Please decide whether each statement agrees with the profiling page that follows: (a) sstat queries the accounting database for historical execution metrics; (b) continuous profiling can be requested when a job is submitted; (c) general-purpose UNIX utilities offer low-frequency observation of the system state. Answer yes or no for each, and quote the deciding words from the page.

**Excerpted passage:**
--- begin ---

Profiling

Content

Profiling#

Tools#

The identification of resource bottlenecks is achieved through the utilization of specialized monitoring and accounting tools.These tools allow for the empirical measurement of Central Processing Unit (CPU), memory, Input/Output (I/O), and network utilization across different storage and compute architectures.

Slurm

Job accounting data is retrieved via the sacct and sstat utilities. This allows for real-time and retrospective analysis of resource consumption. While sacct queries the accounting database for historical execution metrics, sstat provides near real-time telemetry for active job steps.

# Retrospective: List all past jobs for a specific user since the specified date
sacct -u <username> -S 2026-01-01 --format=JobID,State,NodeList,CPUTime,MaxRSS,MaxRSSNode

# Retrospective: Detailed resource accounting for a specific job ID
sacct -j <jobID> --format=JobID,JobName,State,AllocCPUS,CPUTimeRAW,TotalCPU,ReqMem,AveRSS,MaxRSS

# Real-time: View active resource utilization for a running job step
sstat -j <jobID.stepID> --format=JobID,AveCPU,AveRSS,MaxRSS,MaxDiskRead,MaxDiskWrite

# (Plugin) High-frequency data collection: Request continuous profiling during submission
sbatch --profile=all my_script.sh

Unix

General-purpose UNIX utilities provide high-frequency observation of the current system state.

--- end ---

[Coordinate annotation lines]
--- begin ---

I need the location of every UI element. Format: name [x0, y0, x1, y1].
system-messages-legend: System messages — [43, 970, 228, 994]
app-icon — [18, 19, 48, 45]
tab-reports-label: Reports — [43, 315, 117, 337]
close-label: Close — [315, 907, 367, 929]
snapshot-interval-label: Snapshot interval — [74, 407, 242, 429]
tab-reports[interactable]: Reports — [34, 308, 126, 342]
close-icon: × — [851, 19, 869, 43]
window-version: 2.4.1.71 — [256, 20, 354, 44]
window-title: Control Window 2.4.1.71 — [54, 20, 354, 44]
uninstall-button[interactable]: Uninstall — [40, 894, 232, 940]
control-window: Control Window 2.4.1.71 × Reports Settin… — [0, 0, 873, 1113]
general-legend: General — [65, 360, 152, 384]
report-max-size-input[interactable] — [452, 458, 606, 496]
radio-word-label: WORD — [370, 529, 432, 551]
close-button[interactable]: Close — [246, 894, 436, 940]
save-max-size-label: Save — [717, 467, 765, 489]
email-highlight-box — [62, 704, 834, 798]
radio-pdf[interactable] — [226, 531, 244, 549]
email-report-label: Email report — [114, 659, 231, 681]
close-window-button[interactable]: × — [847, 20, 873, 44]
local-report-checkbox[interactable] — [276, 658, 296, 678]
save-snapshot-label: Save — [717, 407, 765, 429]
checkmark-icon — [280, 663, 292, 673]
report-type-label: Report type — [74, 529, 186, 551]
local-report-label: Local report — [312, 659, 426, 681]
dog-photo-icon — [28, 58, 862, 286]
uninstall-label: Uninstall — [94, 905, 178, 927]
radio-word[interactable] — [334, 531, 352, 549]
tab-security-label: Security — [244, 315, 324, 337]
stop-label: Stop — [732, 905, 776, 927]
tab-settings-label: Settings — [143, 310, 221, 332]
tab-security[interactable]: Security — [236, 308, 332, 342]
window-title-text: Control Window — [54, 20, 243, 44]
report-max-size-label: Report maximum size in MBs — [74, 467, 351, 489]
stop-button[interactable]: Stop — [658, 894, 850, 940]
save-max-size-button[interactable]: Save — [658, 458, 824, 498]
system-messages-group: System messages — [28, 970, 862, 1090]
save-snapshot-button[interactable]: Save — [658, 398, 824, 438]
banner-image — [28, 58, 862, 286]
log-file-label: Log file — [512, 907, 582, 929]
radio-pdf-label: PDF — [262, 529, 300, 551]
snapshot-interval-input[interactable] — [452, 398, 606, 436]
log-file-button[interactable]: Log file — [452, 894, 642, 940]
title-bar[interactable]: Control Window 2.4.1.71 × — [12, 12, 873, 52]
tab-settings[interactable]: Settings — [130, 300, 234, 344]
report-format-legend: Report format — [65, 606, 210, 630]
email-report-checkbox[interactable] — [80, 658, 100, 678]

--- end ---

**Task solution:**
(a) No: "While sacct queries the accounting database for historical execution metrics, sstat provides near real-time telemetry for active job steps."
(b) Yes: "Request continuous profiling during submission"
(c) No: "General-purpose UNIX utilities provide high-frequency observation of the current system state."